* **REQUIREMENTS**
Only the lines holding the string "参加意識を高める" are needed. Copy each one.

[Source data]
------------------------------------------------
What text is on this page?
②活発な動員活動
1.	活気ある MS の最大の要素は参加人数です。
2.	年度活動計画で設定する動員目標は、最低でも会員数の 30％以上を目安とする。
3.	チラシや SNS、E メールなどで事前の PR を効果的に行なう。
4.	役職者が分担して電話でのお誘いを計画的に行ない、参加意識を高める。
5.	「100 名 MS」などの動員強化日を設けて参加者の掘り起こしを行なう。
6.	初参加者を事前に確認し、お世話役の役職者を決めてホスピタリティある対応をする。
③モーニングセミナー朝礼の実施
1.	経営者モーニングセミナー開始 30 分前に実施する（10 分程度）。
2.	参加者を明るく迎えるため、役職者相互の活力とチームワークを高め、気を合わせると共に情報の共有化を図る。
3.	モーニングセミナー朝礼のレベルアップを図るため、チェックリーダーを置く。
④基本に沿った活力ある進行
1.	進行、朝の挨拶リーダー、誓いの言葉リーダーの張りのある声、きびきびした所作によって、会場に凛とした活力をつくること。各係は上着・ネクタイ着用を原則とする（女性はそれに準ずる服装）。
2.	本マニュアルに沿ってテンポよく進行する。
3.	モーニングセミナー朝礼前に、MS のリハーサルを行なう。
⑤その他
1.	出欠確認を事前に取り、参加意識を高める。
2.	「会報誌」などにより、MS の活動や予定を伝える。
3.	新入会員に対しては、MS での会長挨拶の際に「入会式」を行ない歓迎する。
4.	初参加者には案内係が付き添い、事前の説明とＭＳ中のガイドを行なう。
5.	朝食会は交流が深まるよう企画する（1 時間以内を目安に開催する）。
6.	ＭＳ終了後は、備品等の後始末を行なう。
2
------------------------------------------------
* **PROBLEM SOLUTION**
4.	役職者が分担して電話でのお誘いを計画的に行ない、参加意識を高める。
1.	出欠確認を事前に取り、参加意識を高める。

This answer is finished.